[Data items]

•••••

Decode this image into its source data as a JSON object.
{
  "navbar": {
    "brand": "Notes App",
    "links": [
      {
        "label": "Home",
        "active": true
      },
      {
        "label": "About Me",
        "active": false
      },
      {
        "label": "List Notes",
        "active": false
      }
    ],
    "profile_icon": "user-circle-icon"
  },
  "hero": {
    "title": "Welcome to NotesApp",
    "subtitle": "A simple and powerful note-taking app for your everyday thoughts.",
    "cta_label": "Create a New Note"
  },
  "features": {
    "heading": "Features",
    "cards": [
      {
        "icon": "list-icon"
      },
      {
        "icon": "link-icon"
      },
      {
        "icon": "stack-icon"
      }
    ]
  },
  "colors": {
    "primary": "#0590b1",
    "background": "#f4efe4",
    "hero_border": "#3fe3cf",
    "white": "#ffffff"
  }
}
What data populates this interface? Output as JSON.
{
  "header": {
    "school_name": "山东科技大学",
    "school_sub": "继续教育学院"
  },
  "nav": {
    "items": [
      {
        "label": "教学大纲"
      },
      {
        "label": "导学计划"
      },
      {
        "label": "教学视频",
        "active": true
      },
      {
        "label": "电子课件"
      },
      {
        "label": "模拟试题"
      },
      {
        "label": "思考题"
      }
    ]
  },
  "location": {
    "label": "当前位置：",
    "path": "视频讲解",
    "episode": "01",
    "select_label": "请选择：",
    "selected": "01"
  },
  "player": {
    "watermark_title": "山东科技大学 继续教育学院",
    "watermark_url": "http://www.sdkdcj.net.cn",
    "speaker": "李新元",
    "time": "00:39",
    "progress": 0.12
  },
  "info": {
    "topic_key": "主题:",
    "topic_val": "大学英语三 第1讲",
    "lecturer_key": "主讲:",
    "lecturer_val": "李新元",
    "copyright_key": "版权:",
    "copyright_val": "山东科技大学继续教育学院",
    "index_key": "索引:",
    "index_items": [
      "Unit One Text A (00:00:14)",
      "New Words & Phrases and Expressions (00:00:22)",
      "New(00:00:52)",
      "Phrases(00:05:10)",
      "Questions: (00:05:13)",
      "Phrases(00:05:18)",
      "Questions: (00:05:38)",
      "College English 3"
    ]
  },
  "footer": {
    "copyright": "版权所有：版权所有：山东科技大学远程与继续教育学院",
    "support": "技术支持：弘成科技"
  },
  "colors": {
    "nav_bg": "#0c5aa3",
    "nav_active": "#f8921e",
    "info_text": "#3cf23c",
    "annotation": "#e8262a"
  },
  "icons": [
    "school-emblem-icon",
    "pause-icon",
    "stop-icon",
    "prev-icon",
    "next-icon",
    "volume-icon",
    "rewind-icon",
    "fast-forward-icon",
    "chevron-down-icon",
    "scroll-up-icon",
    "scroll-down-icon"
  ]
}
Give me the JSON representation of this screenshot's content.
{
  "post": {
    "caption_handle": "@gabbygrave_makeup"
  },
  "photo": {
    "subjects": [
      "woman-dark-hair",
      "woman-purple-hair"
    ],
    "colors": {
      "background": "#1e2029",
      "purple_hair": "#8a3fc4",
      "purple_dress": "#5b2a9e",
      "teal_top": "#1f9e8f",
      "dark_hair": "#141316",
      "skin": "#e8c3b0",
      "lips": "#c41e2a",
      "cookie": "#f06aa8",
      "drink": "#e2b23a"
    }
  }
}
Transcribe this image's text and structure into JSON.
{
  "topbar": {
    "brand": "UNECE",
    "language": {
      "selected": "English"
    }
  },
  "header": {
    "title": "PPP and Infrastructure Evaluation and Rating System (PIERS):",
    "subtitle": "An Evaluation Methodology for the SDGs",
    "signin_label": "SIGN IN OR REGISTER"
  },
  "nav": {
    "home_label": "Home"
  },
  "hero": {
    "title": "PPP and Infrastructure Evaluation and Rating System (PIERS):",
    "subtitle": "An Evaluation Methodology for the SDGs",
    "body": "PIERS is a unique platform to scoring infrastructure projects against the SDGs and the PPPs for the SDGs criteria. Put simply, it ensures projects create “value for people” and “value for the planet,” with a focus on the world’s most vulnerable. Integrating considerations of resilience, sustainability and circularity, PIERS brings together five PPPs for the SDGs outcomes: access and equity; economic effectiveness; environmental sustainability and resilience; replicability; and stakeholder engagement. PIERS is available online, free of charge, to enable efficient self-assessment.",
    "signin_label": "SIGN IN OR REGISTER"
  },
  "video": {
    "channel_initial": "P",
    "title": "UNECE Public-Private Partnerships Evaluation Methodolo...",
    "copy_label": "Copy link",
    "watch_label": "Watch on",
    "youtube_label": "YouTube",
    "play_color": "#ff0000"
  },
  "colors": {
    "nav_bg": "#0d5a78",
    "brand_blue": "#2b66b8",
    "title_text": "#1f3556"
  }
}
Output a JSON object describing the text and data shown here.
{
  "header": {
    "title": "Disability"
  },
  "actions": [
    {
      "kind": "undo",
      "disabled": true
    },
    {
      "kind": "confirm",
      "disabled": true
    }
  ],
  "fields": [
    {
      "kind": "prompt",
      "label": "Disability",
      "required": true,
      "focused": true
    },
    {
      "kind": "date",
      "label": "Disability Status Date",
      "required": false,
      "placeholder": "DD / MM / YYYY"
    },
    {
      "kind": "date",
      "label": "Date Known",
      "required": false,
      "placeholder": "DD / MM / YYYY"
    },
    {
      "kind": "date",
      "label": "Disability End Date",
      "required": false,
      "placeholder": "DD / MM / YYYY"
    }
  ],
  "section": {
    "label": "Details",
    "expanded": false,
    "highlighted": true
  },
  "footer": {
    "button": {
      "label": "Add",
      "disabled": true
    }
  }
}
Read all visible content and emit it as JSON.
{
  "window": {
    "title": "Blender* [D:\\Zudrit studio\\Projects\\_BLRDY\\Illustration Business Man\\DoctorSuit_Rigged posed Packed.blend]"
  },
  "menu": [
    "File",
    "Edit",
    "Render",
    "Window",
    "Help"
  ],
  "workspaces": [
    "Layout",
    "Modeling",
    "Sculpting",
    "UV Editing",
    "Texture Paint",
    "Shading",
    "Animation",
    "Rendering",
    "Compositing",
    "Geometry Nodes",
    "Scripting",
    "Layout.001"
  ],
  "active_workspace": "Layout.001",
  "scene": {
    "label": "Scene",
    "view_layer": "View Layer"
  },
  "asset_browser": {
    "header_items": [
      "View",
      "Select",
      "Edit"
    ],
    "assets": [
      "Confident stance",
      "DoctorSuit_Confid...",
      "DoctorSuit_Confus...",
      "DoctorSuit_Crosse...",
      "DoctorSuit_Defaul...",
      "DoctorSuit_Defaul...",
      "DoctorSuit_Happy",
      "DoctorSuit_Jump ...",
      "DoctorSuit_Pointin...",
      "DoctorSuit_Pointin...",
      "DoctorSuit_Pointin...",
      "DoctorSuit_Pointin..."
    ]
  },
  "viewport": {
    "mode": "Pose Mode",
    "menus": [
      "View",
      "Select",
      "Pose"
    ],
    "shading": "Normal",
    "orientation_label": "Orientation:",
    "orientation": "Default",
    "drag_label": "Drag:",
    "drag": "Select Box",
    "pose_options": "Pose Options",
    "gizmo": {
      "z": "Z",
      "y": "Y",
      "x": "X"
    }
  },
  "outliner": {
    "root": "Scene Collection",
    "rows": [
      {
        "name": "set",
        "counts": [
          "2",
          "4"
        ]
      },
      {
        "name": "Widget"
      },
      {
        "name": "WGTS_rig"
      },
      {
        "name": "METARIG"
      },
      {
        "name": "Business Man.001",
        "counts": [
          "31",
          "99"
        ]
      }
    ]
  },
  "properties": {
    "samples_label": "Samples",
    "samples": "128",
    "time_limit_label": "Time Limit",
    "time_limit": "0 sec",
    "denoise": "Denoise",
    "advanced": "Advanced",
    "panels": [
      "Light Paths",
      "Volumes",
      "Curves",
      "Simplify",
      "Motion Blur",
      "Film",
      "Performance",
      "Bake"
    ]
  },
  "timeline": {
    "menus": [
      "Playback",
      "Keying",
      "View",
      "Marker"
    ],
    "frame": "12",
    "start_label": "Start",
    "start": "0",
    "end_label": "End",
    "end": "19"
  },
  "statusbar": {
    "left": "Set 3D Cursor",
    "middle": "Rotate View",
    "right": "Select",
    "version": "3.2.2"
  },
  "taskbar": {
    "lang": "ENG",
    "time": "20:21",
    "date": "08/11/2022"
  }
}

•••••

**REQUEST:** Copy each line of the preceding data that contains the string "object".

**EXERCISE OUTPUT:**
Decode this image into its source data as a JSON object.
Output a JSON object describing the text and data shown here.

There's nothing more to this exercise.